> [Given problem] Reproduce the whole listing, character for character.

(Structured figure records)
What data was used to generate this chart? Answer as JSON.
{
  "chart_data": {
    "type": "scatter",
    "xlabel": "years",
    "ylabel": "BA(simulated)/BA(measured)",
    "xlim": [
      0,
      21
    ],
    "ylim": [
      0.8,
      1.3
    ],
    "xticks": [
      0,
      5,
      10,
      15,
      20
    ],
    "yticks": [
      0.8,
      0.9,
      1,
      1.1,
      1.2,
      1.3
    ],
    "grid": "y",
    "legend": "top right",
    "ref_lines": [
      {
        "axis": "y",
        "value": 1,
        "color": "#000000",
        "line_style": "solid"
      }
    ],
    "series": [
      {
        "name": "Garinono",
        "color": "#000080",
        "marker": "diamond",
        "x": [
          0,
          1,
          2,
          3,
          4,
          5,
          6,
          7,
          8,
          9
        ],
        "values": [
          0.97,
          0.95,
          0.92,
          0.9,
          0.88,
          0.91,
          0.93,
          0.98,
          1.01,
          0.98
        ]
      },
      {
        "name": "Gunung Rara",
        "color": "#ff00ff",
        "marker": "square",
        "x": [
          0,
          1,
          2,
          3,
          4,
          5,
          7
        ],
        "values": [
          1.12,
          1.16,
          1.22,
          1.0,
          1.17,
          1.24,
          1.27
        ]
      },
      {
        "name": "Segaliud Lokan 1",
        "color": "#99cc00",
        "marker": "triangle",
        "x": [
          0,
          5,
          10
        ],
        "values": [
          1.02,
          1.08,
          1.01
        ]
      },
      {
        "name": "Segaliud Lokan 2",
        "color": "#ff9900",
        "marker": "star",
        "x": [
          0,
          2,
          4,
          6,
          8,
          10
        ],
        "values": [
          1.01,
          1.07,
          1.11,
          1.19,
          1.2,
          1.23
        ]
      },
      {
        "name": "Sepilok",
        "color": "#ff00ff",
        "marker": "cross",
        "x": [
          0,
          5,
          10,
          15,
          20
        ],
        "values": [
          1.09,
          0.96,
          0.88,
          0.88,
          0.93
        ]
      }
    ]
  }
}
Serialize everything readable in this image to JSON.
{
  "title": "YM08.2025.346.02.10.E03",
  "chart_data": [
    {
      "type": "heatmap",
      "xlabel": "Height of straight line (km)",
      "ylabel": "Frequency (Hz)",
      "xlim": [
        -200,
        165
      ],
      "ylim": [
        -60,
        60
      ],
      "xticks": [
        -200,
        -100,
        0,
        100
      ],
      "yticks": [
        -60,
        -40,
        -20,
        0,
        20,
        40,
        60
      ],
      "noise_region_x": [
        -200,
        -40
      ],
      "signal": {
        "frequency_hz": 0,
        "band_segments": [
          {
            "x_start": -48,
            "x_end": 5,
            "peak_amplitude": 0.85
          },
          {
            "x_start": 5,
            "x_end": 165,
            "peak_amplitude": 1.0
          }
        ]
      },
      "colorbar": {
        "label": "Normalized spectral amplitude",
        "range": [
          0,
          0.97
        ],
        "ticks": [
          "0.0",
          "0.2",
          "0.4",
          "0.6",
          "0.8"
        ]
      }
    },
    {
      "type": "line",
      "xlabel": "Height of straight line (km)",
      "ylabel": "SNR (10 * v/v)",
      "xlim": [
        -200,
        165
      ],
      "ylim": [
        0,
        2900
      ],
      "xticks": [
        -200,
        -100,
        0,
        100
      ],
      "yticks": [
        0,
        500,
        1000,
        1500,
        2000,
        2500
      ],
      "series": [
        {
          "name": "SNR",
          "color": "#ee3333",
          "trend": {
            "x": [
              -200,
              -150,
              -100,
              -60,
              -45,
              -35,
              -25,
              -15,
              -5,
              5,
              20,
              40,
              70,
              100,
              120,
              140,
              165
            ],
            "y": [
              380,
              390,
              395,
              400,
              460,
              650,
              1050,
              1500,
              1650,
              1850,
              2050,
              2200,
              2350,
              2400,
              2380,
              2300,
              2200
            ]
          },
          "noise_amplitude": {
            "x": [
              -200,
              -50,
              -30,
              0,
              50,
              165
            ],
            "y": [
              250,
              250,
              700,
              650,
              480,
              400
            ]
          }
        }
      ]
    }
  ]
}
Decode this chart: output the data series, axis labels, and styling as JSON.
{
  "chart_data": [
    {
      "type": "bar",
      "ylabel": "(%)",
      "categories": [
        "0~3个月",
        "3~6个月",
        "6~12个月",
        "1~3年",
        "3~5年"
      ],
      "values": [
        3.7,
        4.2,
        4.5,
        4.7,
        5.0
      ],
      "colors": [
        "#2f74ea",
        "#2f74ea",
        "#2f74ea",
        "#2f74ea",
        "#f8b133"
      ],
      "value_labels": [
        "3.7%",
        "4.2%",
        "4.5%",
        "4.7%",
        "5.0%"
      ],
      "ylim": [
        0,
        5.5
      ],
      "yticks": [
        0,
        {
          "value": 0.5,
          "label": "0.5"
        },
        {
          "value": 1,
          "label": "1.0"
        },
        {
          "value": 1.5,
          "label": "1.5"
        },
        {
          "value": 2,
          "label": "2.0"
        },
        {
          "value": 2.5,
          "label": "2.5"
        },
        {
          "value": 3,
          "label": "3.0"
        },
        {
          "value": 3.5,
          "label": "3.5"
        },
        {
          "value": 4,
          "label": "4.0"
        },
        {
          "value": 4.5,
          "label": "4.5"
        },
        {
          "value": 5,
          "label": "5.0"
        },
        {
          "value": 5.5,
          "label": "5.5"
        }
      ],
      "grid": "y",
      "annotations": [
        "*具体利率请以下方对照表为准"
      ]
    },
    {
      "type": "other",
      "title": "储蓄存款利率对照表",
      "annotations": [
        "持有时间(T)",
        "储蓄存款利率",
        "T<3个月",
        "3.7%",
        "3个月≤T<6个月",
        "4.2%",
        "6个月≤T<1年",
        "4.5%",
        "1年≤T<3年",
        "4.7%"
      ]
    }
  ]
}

> [Reply to the exercise]
What data was used to generate this chart? Answer as JSON.
{
  "chart_data": {
    "type": "scatter",
    "xlabel": "years",
    "ylabel": "BA(simulated)/BA(measured)",
    "xlim": [
      0,
      21
    ],
    "ylim": [
      0.8,
      1.3
    ],
    "xticks": [
      0,
      5,
      10,
      15,
      20
    ],
    "yticks": [
      0.8,
      0.9,
      1,
      1.1,
      1.2,
      1.3
    ],
    "grid": "y",
    "legend": "top right",
    "ref_lines": [
      {
        "axis": "y",
        "value": 1,
        "color": "#000000",
        "line_style": "solid"
      }
    ],
    "series": [
      {
        "name": "Garinono",
        "color": "#000080",
        "marker": "diamond",
        "x": [
          0,
          1,
          2,
          3,
          4,
          5,
          6,
          7,
          8,
          9
        ],
        "values": [
          0.97,
          0.95,
          0.92,
          0.9,
          0.88,
          0.91,
          0.93,
          0.98,
          1.01,
          0.98
        ]
      },
      {
        "name": "Gunung Rara",
        "color": "#ff00ff",
        "marker": "square",
        "x": [
          0,
          1,
          2,
          3,
          4,
          5,
          7
        ],
        "values": [
          1.12,
          1.16,
          1.22,
          1.0,
          1.17,
          1.24,
          1.27
        ]
      },
      {
        "name": "Segaliud Lokan 1",
        "color": "#99cc00",
        "marker": "triangle",
        "x": [
          0,
          5,
          10
        ],
        "values": [
          1.02,
          1.08,
          1.01
        ]
      },
      {
        "name": "Segaliud Lokan 2",
        "color": "#ff9900",
        "marker": "star",
        "x": [
          0,
          2,
          4,
          6,
          8,
          10
        ],
        "values": [
          1.01,
          1.07,
          1.11,
          1.19,
          1.2,
          1.23
        ]
      },
      {
        "name": "Sepilok",
        "color": "#ff00ff",
        "marker": "cross",
        "x": [
          0,
          5,
          10,
          15,
          20
        ],
        "values": [
          1.09,
          0.96,
          0.88,
          0.88,
          0.93
        ]
      }
    ]
  }
}
Serialize everything readable in this image to JSON.
{
  "title": "YM08.2025.346.02.10.E03",
  "chart_data": [
    {
      "type": "heatmap",
      "xlabel": "Height of straight line (km)",
      "ylabel": "Frequency (Hz)",
      "xlim": [
        -200,
        165
      ],
      "ylim": [
        -60,
        60
      ],
      "xticks": [
        -200,
        -100,
        0,
        100
      ],
      "yticks": [
        -60,
        -40,
        -20,
        0,
        20,
        40,
        60
      ],
      "noise_region_x": [
        -200,
        -40
      ],
      "signal": {
        "frequency_hz": 0,
        "band_segments": [
          {
            "x_start": -48,
            "x_end": 5,
            "peak_amplitude": 0.85
          },
          {
            "x_start": 5,
            "x_end": 165,
            "peak_amplitude": 1.0
          }
        ]
      },
      "colorbar": {
        "label": "Normalized spectral amplitude",
        "range": [
          0,
          0.97
        ],
        "ticks": [
          "0.0",
          "0.2",
          "0.4",
          "0.6",
          "0.8"
        ]
      }
    },
    {
      "type": "line",
      "xlabel": "Height of straight line (km)",
      "ylabel": "SNR (10 * v/v)",
      "xlim": [
        -200,
        165
      ],
      "ylim": [
        0,
        2900
      ],
      "xticks": [
        -200,
        -100,
        0,
        100
      ],
      "yticks": [
        0,
        500,
        1000,
        1500,
        2000,
        2500
      ],
      "series": [
        {
          "name": "SNR",
          "color": "#ee3333",
          "trend": {
            "x": [
              -200,
              -150,
              -100,
              -60,
              -45,
              -35,
              -25,
              -15,
              -5,
              5,
              20,
              40,
              70,
              100,
              120,
              140,
              165
            ],
            "y": [
              380,
              390,
              395,
              400,
              460,
              650,
              1050,
              1500,
              1650,
              1850,
              2050,
              2200,
              2350,
              2400,
              2380,
              2300,
              2200
            ]
          },
          "noise_amplitude": {
            "x": [
              -200,
              -50,
              -30,
              0,
              50,
              165
            ],
            "y": [
              250,
              250,
              700,
              650,
              480,
              400
            ]
          }
        }
      ]
    }
  ]
}
Decode this chart: output the data series, axis labels, and styling as JSON.
{
  "chart_data": [
    {
      "type": "bar",
      "ylabel": "(%)",
      "categories": [
        "0~3个月",
        "3~6个月",
        "6~12个月",
        "1~3年",
        "3~5年"
      ],
      "values": [
        3.7,
        4.2,
        4.5,
        4.7,
        5.0
      ],
      "colors": [
        "#2f74ea",
        "#2f74ea",
        "#2f74ea",
        "#2f74ea",
        "#f8b133"
      ],
      "value_labels": [
        "3.7%",
        "4.2%",
        "4.5%",
        "4.7%",
        "5.0%"
      ],
      "ylim": [
        0,
        5.5
      ],
      "yticks": [
        0,
        {
          "value": 0.5,
          "label": "0.5"
        },
        {
          "value": 1,
          "label": "1.0"
        },
        {
          "value": 1.5,
          "label": "1.5"
        },
        {
          "value": 2,
          "label": "2.0"
        },
        {
          "value": 2.5,
          "label": "2.5"
        },
        {
          "value": 3,
          "label": "3.0"
        },
        {
          "value": 3.5,
          "label": "3.5"
        },
        {
          "value": 4,
          "label": "4.0"
        },
        {
          "value": 4.5,
          "label": "4.5"
        },
        {
          "value": 5,
          "label": "5.0"
        },
        {
          "value": 5.5,
          "label": "5.5"
        }
      ],
      "grid": "y",
      "annotations": [
        "*具体利率请以下方对照表为准"
      ]
    },
    {
      "type": "other",
      "title": "储蓄存款利率对照表",
      "annotations": [
        "持有时间(T)",
        "储蓄存款利率",
        "T<3个月",
        "3.7%",
        "3个月≤T<6个月",
        "4.2%",
        "6个月≤T<1年",
        "4.5%",
        "1年≤T<3年",
        "4.7%"
      ]
    }
  ]
}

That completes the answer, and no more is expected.